**Excerpt:**
+++++
Reading and Writing Opened Files

James MertzFebruary 20, 2019About 6 min

Reading and Writing Opened Files 관련

Reading and Writing Files in Python (Guide)

In this tutorial, you'll learn about reading and writing files in Python. You'll cover everything from what a file is made up of to which libraries can help you along that way. You'll also take a look at some basic scenarios of file usage as well as some advanced techniques.

Reading and Writing Files in Python (Guide)

Once you’ve opened up a file, you’ll want to read or write to the file. First off, let’s cover reading a file. There are multiple methods that can be called on a file object to help you out:

Method	What It Does
`.read(size=-1)`	This reads from the file based on the number of `size` bytes. If no argument is passed or `None` or `-1` is passed, then the entire file is read.
`.readline(size=-1)`	This reads at most `size` number of characters from the line. This continues to the end of the line and then wraps back around. If no argument is passed or `None` or `-1` is passed, then the entire line (or rest of the line) is read.
`.readlines()`	This reads the remaining lines from the file object and returns them as a list.

Using the same dog_breeds.txt file you used above, let’s go through some examples of how to use these methods. Here’s an example of how to open and read the entire file using .read():

with open('dog_breeds.txt', 'r') as reader:
    # Read & print the entire file
    print(reader.read())
# 
# Pug
# Jack Russell Terrier
# English Springer Spaniel
# German Shepherd
# Staffordshire Bull Terrier
# Cavalier King Charles Spaniel
# Golden Retriever
# West Highland White Terrier
# Boxer
# Border Terrier

Here’s an example of how to read 5 bytes of a line each time using the Python .readline() method:

with open('dog_breeds.txt', 'r') as reader:
    # Read & print the first 5 characters of the line 5 times
    print(reader.readline(5))
+++++
**Exercise instructions:**
**a.** In the Python file-reading tutorial, retype everything from "Once you’ve opened" down to "file is read.".
**b.** Answer these questions from the Python file-reading tutorial:
(i) What does `.readlines()` return?
(ii) What file do the code samples open?
(iii) In the `.read()` sample, which breed is printed first?
**c.** Condense the paragraph of the Python file-reading tutorial that begins "In this tutorial, you'll learn" into a bulleted list that keeps its main points.

**Dataset rows:**
+++++
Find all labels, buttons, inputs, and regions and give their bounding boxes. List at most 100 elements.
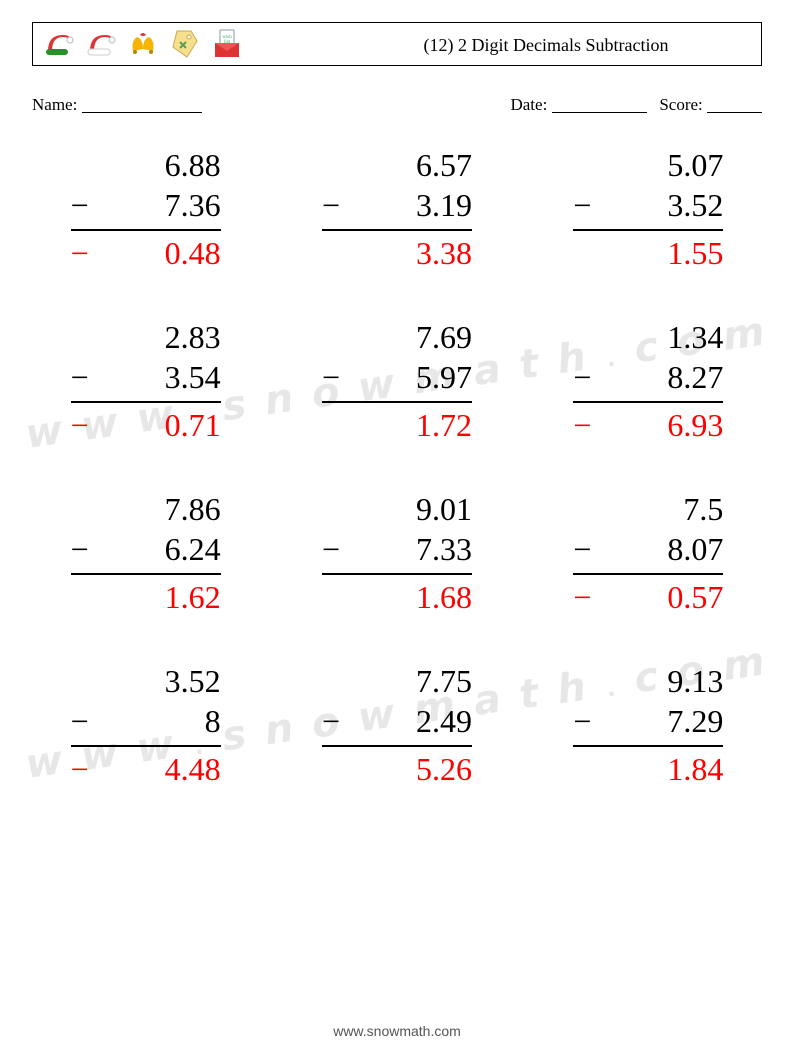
+++++
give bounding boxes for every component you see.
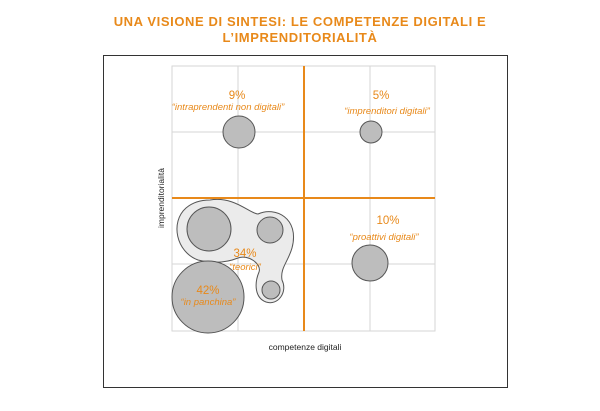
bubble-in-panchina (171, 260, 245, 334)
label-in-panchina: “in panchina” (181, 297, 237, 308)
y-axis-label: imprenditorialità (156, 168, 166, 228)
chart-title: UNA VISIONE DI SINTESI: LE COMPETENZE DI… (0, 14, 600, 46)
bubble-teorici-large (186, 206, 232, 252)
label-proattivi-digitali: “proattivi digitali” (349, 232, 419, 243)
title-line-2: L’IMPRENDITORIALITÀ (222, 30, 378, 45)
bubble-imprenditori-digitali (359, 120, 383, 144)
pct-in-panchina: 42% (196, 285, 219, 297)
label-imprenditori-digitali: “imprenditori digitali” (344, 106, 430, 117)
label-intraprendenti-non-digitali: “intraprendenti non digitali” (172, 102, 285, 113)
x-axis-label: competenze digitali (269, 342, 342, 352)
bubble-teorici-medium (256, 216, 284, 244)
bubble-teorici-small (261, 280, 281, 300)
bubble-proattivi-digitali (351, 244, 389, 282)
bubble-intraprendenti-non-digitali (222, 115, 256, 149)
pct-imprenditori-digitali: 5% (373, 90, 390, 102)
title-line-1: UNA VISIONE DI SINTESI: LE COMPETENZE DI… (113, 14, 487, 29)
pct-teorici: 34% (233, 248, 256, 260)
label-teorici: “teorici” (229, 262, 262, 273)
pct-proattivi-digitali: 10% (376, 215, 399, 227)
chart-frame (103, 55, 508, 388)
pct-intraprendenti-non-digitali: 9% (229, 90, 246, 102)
+++++
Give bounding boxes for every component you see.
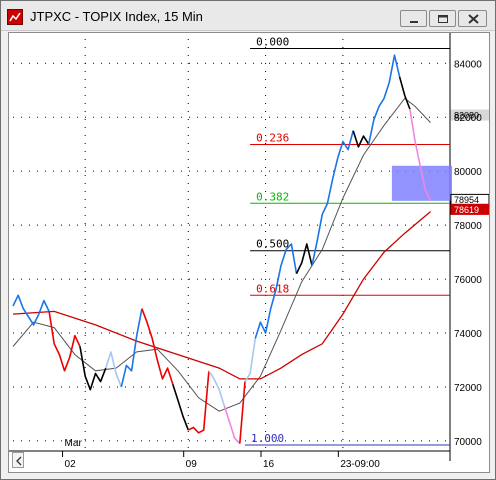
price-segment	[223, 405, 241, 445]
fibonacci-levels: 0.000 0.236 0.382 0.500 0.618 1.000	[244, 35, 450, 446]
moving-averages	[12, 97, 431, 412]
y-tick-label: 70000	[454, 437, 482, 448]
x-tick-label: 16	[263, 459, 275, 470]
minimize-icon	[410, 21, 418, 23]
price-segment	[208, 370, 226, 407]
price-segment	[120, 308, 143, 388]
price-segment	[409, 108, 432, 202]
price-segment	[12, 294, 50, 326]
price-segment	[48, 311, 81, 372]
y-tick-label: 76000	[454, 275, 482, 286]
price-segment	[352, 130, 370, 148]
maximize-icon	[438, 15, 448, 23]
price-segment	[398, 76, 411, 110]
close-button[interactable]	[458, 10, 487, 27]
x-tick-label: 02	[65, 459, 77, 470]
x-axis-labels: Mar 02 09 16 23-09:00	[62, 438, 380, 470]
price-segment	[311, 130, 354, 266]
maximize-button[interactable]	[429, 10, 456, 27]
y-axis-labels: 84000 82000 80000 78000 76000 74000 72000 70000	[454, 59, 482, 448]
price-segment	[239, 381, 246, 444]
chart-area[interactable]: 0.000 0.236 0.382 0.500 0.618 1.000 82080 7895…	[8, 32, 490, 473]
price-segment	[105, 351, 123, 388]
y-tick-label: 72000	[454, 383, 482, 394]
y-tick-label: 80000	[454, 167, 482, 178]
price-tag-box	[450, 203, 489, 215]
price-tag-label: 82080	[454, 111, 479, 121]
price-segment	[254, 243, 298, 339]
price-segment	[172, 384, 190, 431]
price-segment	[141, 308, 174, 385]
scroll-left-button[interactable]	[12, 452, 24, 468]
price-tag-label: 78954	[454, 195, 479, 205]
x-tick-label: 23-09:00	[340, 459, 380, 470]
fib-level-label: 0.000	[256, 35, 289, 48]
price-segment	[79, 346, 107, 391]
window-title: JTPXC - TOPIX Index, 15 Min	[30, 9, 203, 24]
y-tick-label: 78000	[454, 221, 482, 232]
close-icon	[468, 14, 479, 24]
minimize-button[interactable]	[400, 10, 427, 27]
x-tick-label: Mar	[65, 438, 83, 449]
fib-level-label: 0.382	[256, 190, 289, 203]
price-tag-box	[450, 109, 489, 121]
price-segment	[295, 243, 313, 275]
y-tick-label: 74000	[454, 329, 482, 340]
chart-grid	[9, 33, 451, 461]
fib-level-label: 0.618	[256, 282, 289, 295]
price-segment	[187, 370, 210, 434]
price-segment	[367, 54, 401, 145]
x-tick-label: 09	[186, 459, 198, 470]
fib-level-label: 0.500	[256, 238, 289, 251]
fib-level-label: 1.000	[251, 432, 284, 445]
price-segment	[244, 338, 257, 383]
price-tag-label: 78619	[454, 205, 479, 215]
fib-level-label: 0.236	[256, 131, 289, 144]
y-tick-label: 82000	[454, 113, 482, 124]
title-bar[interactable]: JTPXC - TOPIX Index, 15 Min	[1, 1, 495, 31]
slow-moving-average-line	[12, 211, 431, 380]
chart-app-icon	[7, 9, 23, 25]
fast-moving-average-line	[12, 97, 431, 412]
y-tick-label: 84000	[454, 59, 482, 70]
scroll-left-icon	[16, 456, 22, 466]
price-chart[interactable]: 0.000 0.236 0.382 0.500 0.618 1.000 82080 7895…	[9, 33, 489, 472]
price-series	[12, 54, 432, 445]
+++++
**The solutions:**
**a.**
Once you’ve opened up a file, you’ll want to read or write to the file. First off, let’s cover reading a file. There are multiple methods that can be called on a file object to help you out:

Method	What It Does
`.read(size=-1)`	This reads from the file based on the number of `size` bytes. If no argument is passed or `None` or `-1` is passed, then the entire file is read.

**b.**
(i) The remaining lines from the file object, as a list.
(ii) dog_breeds.txt
(iii) Pug

**c.**
- Subject: reading and writing files in Python
- Covers what a file is made up of and which libraries can help
- Looks at basic file-usage scenarios and some advanced techniques